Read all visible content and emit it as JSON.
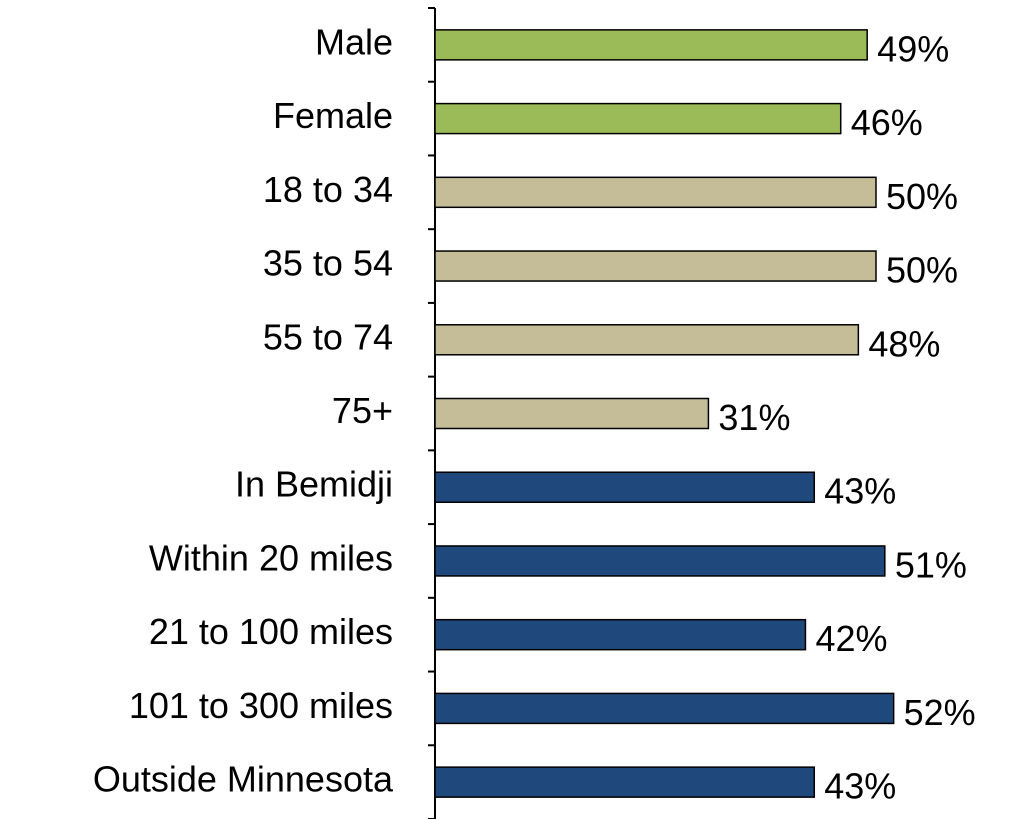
{
  "chart_data": {
    "type": "bar",
    "orientation": "horizontal",
    "categories": [
      "Male",
      "Female",
      "18 to 34",
      "35 to 54",
      "55 to 74",
      "75+",
      "In Bemidji",
      "Within 20 miles",
      "21 to 100 miles",
      "101 to 300 miles",
      "Outside Minnesota"
    ],
    "values": [
      49,
      46,
      50,
      50,
      48,
      31,
      43,
      51,
      42,
      52,
      43
    ],
    "value_labels": [
      "49%",
      "46%",
      "50%",
      "50%",
      "48%",
      "31%",
      "43%",
      "51%",
      "42%",
      "52%",
      "43%"
    ],
    "colors": [
      "#9bbb59",
      "#9bbb59",
      "#c4bd97",
      "#c4bd97",
      "#c4bd97",
      "#c4bd97",
      "#1f497d",
      "#1f497d",
      "#1f497d",
      "#1f497d",
      "#1f497d"
    ]
  }
}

---

Report how many lines in this data include the string "miles", and nothing else.

> _Full response_
3